**EXERCISE INPUTS:**
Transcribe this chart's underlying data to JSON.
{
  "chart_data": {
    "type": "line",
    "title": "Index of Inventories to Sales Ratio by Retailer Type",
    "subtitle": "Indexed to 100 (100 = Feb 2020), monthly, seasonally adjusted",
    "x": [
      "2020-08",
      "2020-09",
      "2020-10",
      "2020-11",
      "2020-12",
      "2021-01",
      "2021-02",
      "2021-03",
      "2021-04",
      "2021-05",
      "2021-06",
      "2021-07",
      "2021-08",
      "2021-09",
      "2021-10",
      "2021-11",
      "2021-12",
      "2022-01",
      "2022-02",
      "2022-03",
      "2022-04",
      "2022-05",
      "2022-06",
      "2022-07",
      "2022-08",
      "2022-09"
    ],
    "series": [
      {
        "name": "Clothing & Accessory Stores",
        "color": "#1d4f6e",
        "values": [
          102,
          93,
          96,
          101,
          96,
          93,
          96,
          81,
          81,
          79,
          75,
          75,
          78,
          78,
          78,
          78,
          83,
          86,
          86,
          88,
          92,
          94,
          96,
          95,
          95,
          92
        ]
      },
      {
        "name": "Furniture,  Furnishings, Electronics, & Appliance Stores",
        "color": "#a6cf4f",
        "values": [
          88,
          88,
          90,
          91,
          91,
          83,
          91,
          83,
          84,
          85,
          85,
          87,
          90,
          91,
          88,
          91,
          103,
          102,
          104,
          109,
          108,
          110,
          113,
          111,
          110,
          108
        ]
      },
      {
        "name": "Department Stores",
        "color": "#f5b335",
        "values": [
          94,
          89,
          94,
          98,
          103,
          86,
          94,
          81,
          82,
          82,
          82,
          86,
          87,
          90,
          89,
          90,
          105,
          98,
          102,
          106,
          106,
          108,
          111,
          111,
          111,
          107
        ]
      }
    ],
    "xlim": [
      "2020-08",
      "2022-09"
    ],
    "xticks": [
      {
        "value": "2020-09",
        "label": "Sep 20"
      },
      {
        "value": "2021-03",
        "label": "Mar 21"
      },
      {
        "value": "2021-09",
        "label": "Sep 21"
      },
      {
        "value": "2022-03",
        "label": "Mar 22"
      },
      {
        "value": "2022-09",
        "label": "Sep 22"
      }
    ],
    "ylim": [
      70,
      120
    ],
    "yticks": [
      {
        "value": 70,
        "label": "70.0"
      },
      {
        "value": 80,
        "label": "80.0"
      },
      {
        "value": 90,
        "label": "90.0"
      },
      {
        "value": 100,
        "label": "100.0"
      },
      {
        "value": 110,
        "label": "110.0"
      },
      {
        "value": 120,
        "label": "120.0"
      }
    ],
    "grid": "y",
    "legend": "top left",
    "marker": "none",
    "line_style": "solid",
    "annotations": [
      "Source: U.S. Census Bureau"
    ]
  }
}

**WHAT IS NEEDED:** Which lines hold the string "color"? Copy all of them from the data above.

**EXERCISE SOLUTION:**
        "color": "#1d4f6e",
        "color": "#a6cf4f",
        "color": "#f5b335",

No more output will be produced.